> _Short problem_
Turn every line of the items below into a single numbered list. Skip blank lines and leave the pictures out.

::::

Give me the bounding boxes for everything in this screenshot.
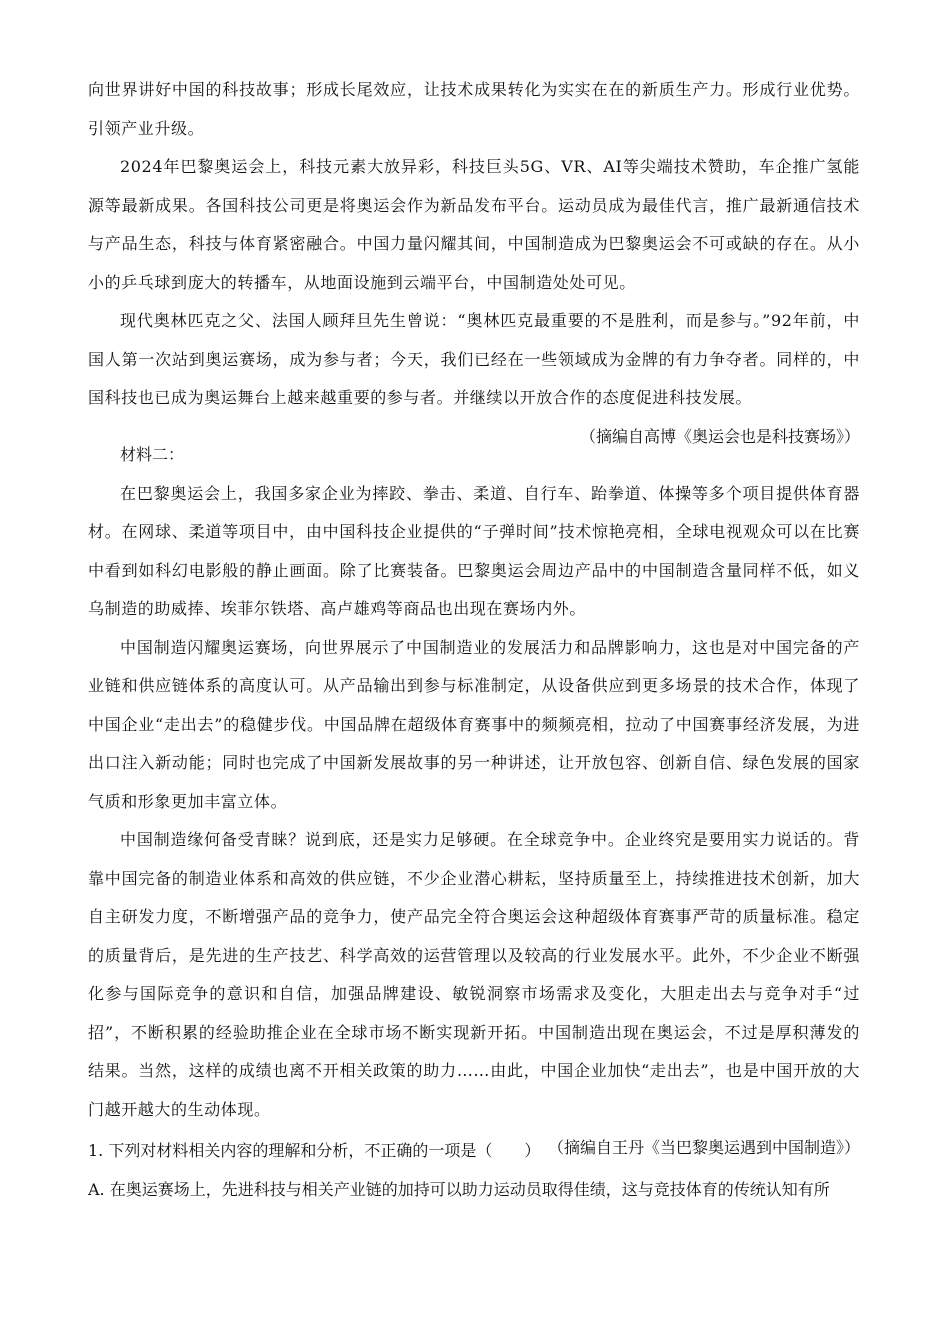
material-one-paragraph-3: 现代奥林匹克之父、法国人顾拜旦先生曾说：“奥林匹克最重要的不是胜利，而是参与。”92年前，中国人第一次站到奥运赛场，成为参与者；今天，我们已经在一些领域成为金牌的有力争夺者。同样的，中国科技也已成为奥运舞台上越来越重要的参与者。并继续以开放合作的态度促进科技发展。 <box>88 311 860 407</box>
material-one-source: （摘编自高博《奥运会也是科技赛场》） <box>579 426 860 446</box>
material-two <box>88 436 860 1168</box>
material-two-paragraph-2: 中国制造闪耀奥运赛场，向世界展示了中国制造业的发展活力和品牌影响力，这也是对中国完备的产业链和供应链体系的高度认可。从产品输出到参与标准制定，从设备供应到更多场景的技术合作，体现了中国企业“走出去”的稳健步伐。中国品牌在超级体育赛事中的频频亮相，拉动了中国赛事经济发展，为进出口注入新动能；同时也完成了中国新发展故事的另一种讲述，让开放包容、创新自信、绿色发展的国家气质和形象更加丰富立体。 <box>88 637 860 811</box>
material-two-paragraph-3: 中国制造缘何备受青睐？说到底，还是实力足够硬。在全球竞争中。企业终究是要用实力说话的。背靠中国完备的制造业体系和高效的供应链，不少企业潜心耕耘，坚持质量至上，持续推进技术创新，加大自主研发力度，不断增强产品的竞争力，使产品完全符合奥运会这种超级体育赛事严苛的质量标准。稳定的质量背后，是先进的生产技艺、科学高效的运营管理以及较高的行业发展水平。此外，不少企业不断强化参与国际竞争的意识和自信，加强品牌建设、敏锐洞察市场需求及变化，大胆走出去与竞争对手“过招”，不断积累的经验助推企业在全球市场不断实现新开拓。中国制造出现在奥运会，不过是厚积薄发的结果。当然，这样的成绩也离不开相关政策的助力……由此，中国企业加快“走出去”，也是中国开放的大门越开越大的生动体现。 <box>88 830 860 1119</box>
material-one-paragraph-2: 2024年巴黎奥运会上，科技元素大放异彩，科技巨头5G、VR、AI等尖端技术赞助，车企推广氢能源等最新成果。各国科技公司更是将奥运会作为新品发布平台。运动员成为最佳代言，推广最新通信技术与产品生态，科技与体育紧密融合。中国力量闪耀其间，中国制造成为巴黎奥运会不可或缺的存在。从小小的乒乓球到庞大的转播车，从地面设施到云端平台，中国制造处处可见。 <box>88 157 860 292</box>
question-1 <box>88 1132 860 1209</box>
material-one <box>88 71 860 456</box>
material-two-paragraph-1: 在巴黎奥运会上，我国多家企业为摔跤、拳击、柔道、自行车、跆拳道、体操等多个项目提供体育器材。在网球、柔道等项目中，由中国科技企业提供的“子弹时间”技术惊艳亮相，全球电视观众可以在比赛中看到如科幻电影般的静止画面。除了比赛装备。巴黎奥运会周边产品中的中国制造含量同样不低，如义乌制造的助威捧、埃菲尔铁塔、高卢雄鸡等商品也出现在赛场内外。 <box>88 483 860 618</box>
question-option-a: A. 在奥运赛场上，先进科技与相关产业链的加持可以助力运动员取得佳绩，这与竞技体育的传统认知有所 <box>88 1179 830 1199</box>
material-two-source: （摘编自王丹《当巴黎奥运遇到中国制造》） <box>547 1138 860 1157</box>
material-two-label: 材料二： <box>120 445 185 464</box>
material-one-paragraph-1: 向世界讲好中国的科技故事；形成长尾效应，让技术成果转化为实实在在的新质生产力。形成行业优势。引领产业升级。 <box>88 80 860 138</box>
question-stem: 1. 下列对材料相关内容的理解和分析，不正确的一项是（ ） <box>88 1141 541 1160</box>
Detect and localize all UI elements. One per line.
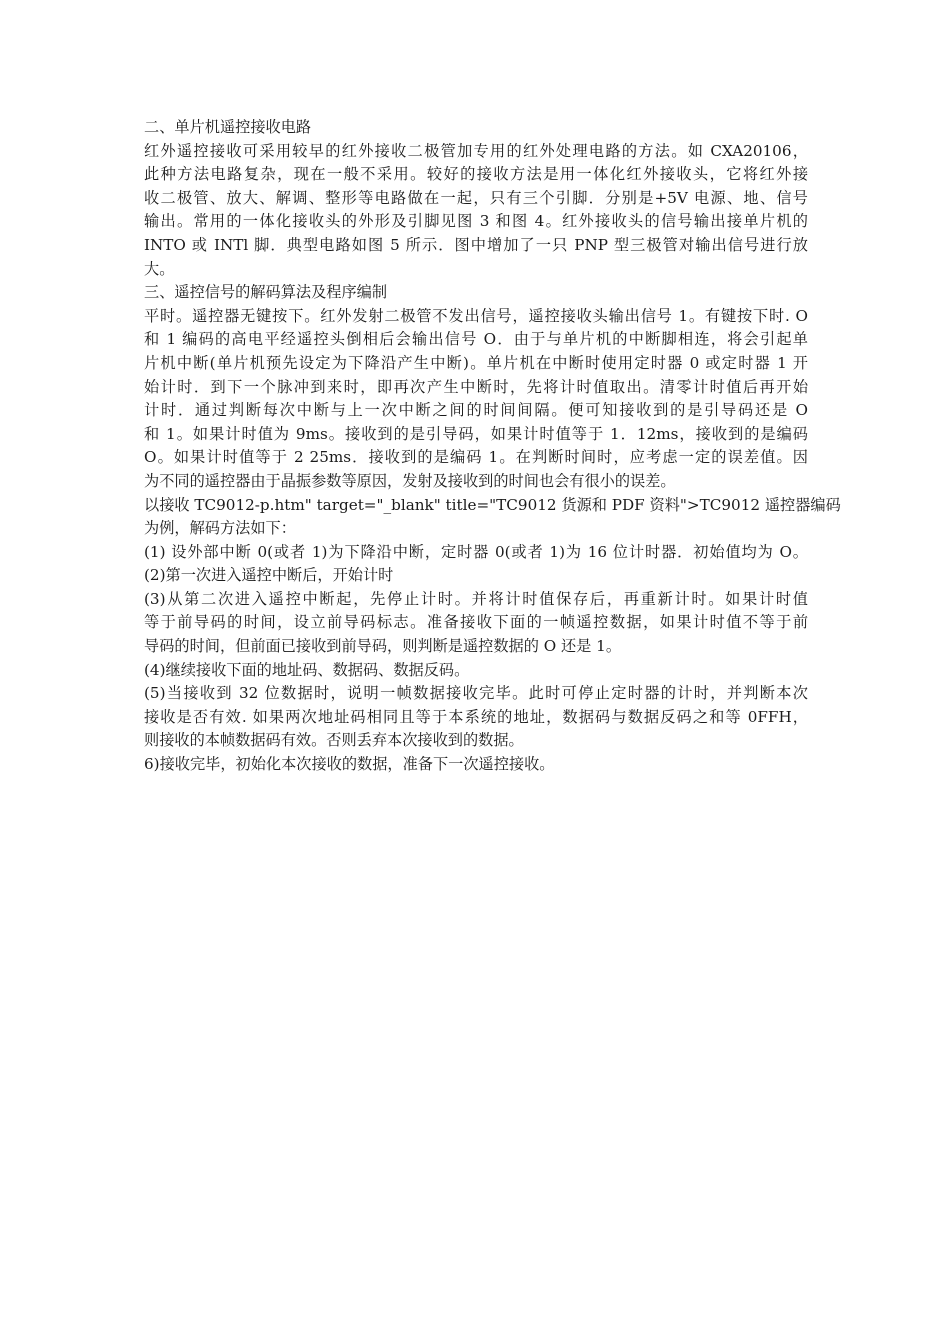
paragraph-line: 为例，解码方法如下： (144, 519, 296, 538)
paragraph-line: 平时。遥控器无键按下。红外发射二极管不发出信号，遥控接收头输出信号 1。有键按下时. O (144, 306, 808, 325)
list-item: 6)接收完毕，初始化本次接收的数据，准备下一次遥控接收。 (144, 755, 555, 774)
paragraph-line: 以接收 TC9012-p.htm" target="_blank" title="TC9012 货源和 PDF 资料">TC9012 遥控器编码 (144, 495, 841, 514)
list-item: 导码的时间，但前面已接收到前导码，则判断是遥控数据的 O 还是 1。 (144, 637, 622, 656)
list-item: 则接收的本帧数据码有效。否则丢弃本次接收到的数据。 (144, 731, 524, 750)
paragraph-line: 和 1 编码的高电平经遥控头倒相后会输出信号 O．由于与单片机的中断脚相连，将会引起单 (144, 330, 808, 349)
list-item: (3)从第二次进入遥控中断起，先停止计时。并将计时值保存后，再重新计时。如果计时值 (144, 589, 808, 608)
paragraph-line: 输出。常用的一体化接收头的外形及引脚见图 3 和图 4。红外接收头的信号输出接单片机的 (144, 212, 808, 231)
paragraph-line: 此种方法电路复杂，现在一般不采用。较好的接收方法是用一体化红外接收头，它将红外接 (144, 165, 808, 184)
list-item: (4)继续接收下面的地址码、数据码、数据反码。 (144, 660, 470, 679)
paragraph-line: INTO 或 INTl 脚．典型电路如图 5 所示．图中增加了一只 PNP 型三极管对输出信号进行放 (144, 235, 808, 254)
paragraph-line: 收二极管、放大、解调、整形等电路做在一起，只有三个引脚．分别是+5V 电源、地、信号 (144, 188, 808, 207)
paragraph-line: 红外遥控接收可采用较早的红外接收二极管加专用的红外处理电路的方法。如 CXA20106， (144, 141, 808, 160)
document-body (144, 116, 841, 777)
list-item: (2)第一次进入遥控中断后，开始计时 (144, 566, 394, 585)
list-item: 等于前导码的时间，设立前导码标志。准备接收下面的一帧遥控数据，如果计时值不等于前 (144, 613, 808, 632)
paragraph-line: 大。 (144, 259, 175, 278)
list-item: (1) 设外部中断 0(或者 1)为下降沿中断，定时器 0(或者 1)为 16 位计时器．初始值均为 O。 (144, 542, 808, 561)
list-item: (5)当接收到 32 位数据时，说明一帧数据接收完毕。此时可停止定时器的计时，并判断本次 (144, 684, 808, 703)
section-heading-3: 三、遥控信号的解码算法及程序编制 (144, 283, 387, 302)
paragraph-line: 始计时．到下一个脉冲到来时，即再次产生中断时，先将计时值取出。清零计时值后再开始 (144, 377, 808, 396)
paragraph-line: 和 1。如果计时值为 9ms。接收到的是引导码，如果计时值等于 1．12ms，接收到的是编码 (144, 424, 808, 443)
list-item: 接收是否有效. 如果两次地址码相同且等于本系统的地址，数据码与数据反码之和等 0FFH， (144, 707, 808, 726)
paragraph-line: 为不同的遥控器由于晶振参数等原因，发射及接收到的时间也会有很小的误差。 (144, 471, 676, 490)
paragraph-line: O。如果计时值等于 2 25ms．接收到的是编码 1。在判断时间时，应考虑一定的误差值。因 (144, 448, 808, 467)
paragraph-line: 片机中断(单片机预先设定为下降沿产生中断)。单片机在中断时使用定时器 0 或定时器 1 开 (144, 353, 808, 372)
paragraph-line: 计时．通过判断每次中断与上一次中断之间的时间间隔。便可知接收到的是引导码还是 O (144, 401, 808, 420)
section-heading-2: 二、单片机遥控接收电路 (144, 118, 312, 136)
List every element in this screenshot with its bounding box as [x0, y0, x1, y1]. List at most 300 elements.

::::

> _Output of the task_
1. Give me the bounding boxes for everything in this screenshot.
2. material-one-paragraph-3: 现代奥林匹克之父、法国人顾拜旦先生曾说：“奥林匹克最重要的不是胜利，而是参与。”92年前，中国人第一次站到奥运赛场，成为参与者；今天，我们已经在一些领域成为金牌的有力争夺者。同样的，中国科技也已成为奥运舞台上越来越重要的参与者。并继续以开放合作的态度促进科技发展。 <box>88 311 860 407</box>
3. material-one-source: （摘编自高博《奥运会也是科技赛场》） <box>579 426 860 446</box>
4. material-two <box>88 436 860 1168</box>
5. material-two-paragraph-2: 中国制造闪耀奥运赛场，向世界展示了中国制造业的发展活力和品牌影响力，这也是对中国完备的产业链和供应链体系的高度认可。从产品输出到参与标准制定，从设备供应到更多场景的技术合作，体现了中国企业“走出去”的稳健步伐。中国品牌在超级体育赛事中的频频亮相，拉动了中国赛事经济发展，为进出口注入新动能；同时也完成了中国新发展故事的另一种讲述，让开放包容、创新自信、绿色发展的国家气质和形象更加丰富立体。 <box>88 637 860 811</box>
6. material-two-paragraph-3: 中国制造缘何备受青睐？说到底，还是实力足够硬。在全球竞争中。企业终究是要用实力说话的。背靠中国完备的制造业体系和高效的供应链，不少企业潜心耕耘，坚持质量至上，持续推进技术创新，加大自主研发力度，不断增强产品的竞争力，使产品完全符合奥运会这种超级体育赛事严苛的质量标准。稳定的质量背后，是先进的生产技艺、科学高效的运营管理以及较高的行业发展水平。此外，不少企业不断强化参与国际竞争的意识和自信，加强品牌建设、敏锐洞察市场需求及变化，大胆走出去与竞争对手“过招”，不断积累的经验助推企业在全球市场不断实现新开拓。中国制造出现在奥运会，不过是厚积薄发的结果。当然，这样的成绩也离不开相关政策的助力……由此，中国企业加快“走出去”，也是中国开放的大门越开越大的生动体现。 <box>88 830 860 1119</box>
7. material-one-paragraph-2: 2024年巴黎奥运会上，科技元素大放异彩，科技巨头5G、VR、AI等尖端技术赞助，车企推广氢能源等最新成果。各国科技公司更是将奥运会作为新品发布平台。运动员成为最佳代言，推广最新通信技术与产品生态，科技与体育紧密融合。中国力量闪耀其间，中国制造成为巴黎奥运会不可或缺的存在。从小小的乒乓球到庞大的转播车，从地面设施到云端平台，中国制造处处可见。 <box>88 157 860 292</box>
8. question-1 <box>88 1132 860 1209</box>
9. material-one <box>88 71 860 456</box>
10. material-two-paragraph-1: 在巴黎奥运会上，我国多家企业为摔跤、拳击、柔道、自行车、跆拳道、体操等多个项目提供体育器材。在网球、柔道等项目中，由中国科技企业提供的“子弹时间”技术惊艳亮相，全球电视观众可以在比赛中看到如科幻电影般的静止画面。除了比赛装备。巴黎奥运会周边产品中的中国制造含量同样不低，如义乌制造的助威捧、埃菲尔铁塔、高卢雄鸡等商品也出现在赛场内外。 <box>88 483 860 618</box>
11. question-option-a: A. 在奥运赛场上，先进科技与相关产业链的加持可以助力运动员取得佳绩，这与竞技体育的传统认知有所 <box>88 1179 830 1199</box>
12. material-two-source: （摘编自王丹《当巴黎奥运遇到中国制造》） <box>547 1138 860 1157</box>
13. material-two-label: 材料二： <box>120 445 185 464</box>
14. material-one-paragraph-1: 向世界讲好中国的科技故事；形成长尾效应，让技术成果转化为实实在在的新质生产力。形成行业优势。引领产业升级。 <box>88 80 860 138</box>
15. question-stem: 1. 下列对材料相关内容的理解和分析，不正确的一项是（ ） <box>88 1141 541 1160</box>
16. Detect and localize all UI elements. One per line.
17. paragraph-line: 为例，解码方法如下： (144, 519, 296, 538)
18. paragraph-line: 平时。遥控器无键按下。红外发射二极管不发出信号，遥控接收头输出信号 1。有键按下时. O (144, 306, 808, 325)
19. list-item: 6)接收完毕，初始化本次接收的数据，准备下一次遥控接收。 (144, 755, 555, 774)
20. paragraph-line: 以接收 TC9012-p.htm" target="_blank" title="TC9012 货源和 PDF 资料">TC9012 遥控器编码 (144, 495, 841, 514)
21. list-item: 导码的时间，但前面已接收到前导码，则判断是遥控数据的 O 还是 1。 (144, 637, 622, 656)
22. list-item: 则接收的本帧数据码有效。否则丢弃本次接收到的数据。 (144, 731, 524, 750)
23. paragraph-line: 和 1 编码的高电平经遥控头倒相后会输出信号 O．由于与单片机的中断脚相连，将会引起单 (144, 330, 808, 349)
24. list-item: (3)从第二次进入遥控中断起，先停止计时。并将计时值保存后，再重新计时。如果计时值 (144, 589, 808, 608)
25. paragraph-line: 输出。常用的一体化接收头的外形及引脚见图 3 和图 4。红外接收头的信号输出接单片机的 (144, 212, 808, 231)
26. paragraph-line: 此种方法电路复杂，现在一般不采用。较好的接收方法是用一体化红外接收头，它将红外接 (144, 165, 808, 184)
27. list-item: (4)继续接收下面的地址码、数据码、数据反码。 (144, 660, 470, 679)
28. paragraph-line: INTO 或 INTl 脚．典型电路如图 5 所示．图中增加了一只 PNP 型三极管对输出信号进行放 (144, 235, 808, 254)
29. paragraph-line: 收二极管、放大、解调、整形等电路做在一起，只有三个引脚．分别是+5V 电源、地、信号 (144, 188, 808, 207)
30. paragraph-line: 红外遥控接收可采用较早的红外接收二极管加专用的红外处理电路的方法。如 CXA20106， (144, 141, 808, 160)
31. document-body (144, 116, 841, 777)
32. list-item: (2)第一次进入遥控中断后，开始计时 (144, 566, 394, 585)
33. list-item: 等于前导码的时间，设立前导码标志。准备接收下面的一帧遥控数据，如果计时值不等于前 (144, 613, 808, 632)
34. paragraph-line: 大。 (144, 259, 175, 278)
35. list-item: (1) 设外部中断 0(或者 1)为下降沿中断，定时器 0(或者 1)为 16 位计时器．初始值均为 O。 (144, 542, 808, 561)
36. list-item: (5)当接收到 32 位数据时，说明一帧数据接收完毕。此时可停止定时器的计时，并判断本次 (144, 684, 808, 703)
37. section-heading-3: 三、遥控信号的解码算法及程序编制 (144, 283, 387, 302)
38. paragraph-line: 始计时．到下一个脉冲到来时，即再次产生中断时，先将计时值取出。清零计时值后再开始 (144, 377, 808, 396)
39. paragraph-line: 和 1。如果计时值为 9ms。接收到的是引导码，如果计时值等于 1．12ms，接收到的是编码 (144, 424, 808, 443)
40. list-item: 接收是否有效. 如果两次地址码相同且等于本系统的地址，数据码与数据反码之和等 0FFH， (144, 707, 808, 726)
41. paragraph-line: 为不同的遥控器由于晶振参数等原因，发射及接收到的时间也会有很小的误差。 (144, 471, 676, 490)
42. paragraph-line: O。如果计时值等于 2 25ms．接收到的是编码 1。在判断时间时，应考虑一定的误差值。因 (144, 448, 808, 467)
43. paragraph-line: 片机中断(单片机预先设定为下降沿产生中断)。单片机在中断时使用定时器 0 或定时器 1 开 (144, 353, 808, 372)
44. paragraph-line: 计时．通过判断每次中断与上一次中断之间的时间间隔。便可知接收到的是引导码还是 O (144, 401, 808, 420)
45. section-heading-2: 二、单片机遥控接收电路 (144, 118, 312, 136)
46. List every element in this screenshot with its bounding box as [x0, y0, x1, y1]. List at most 300 elements.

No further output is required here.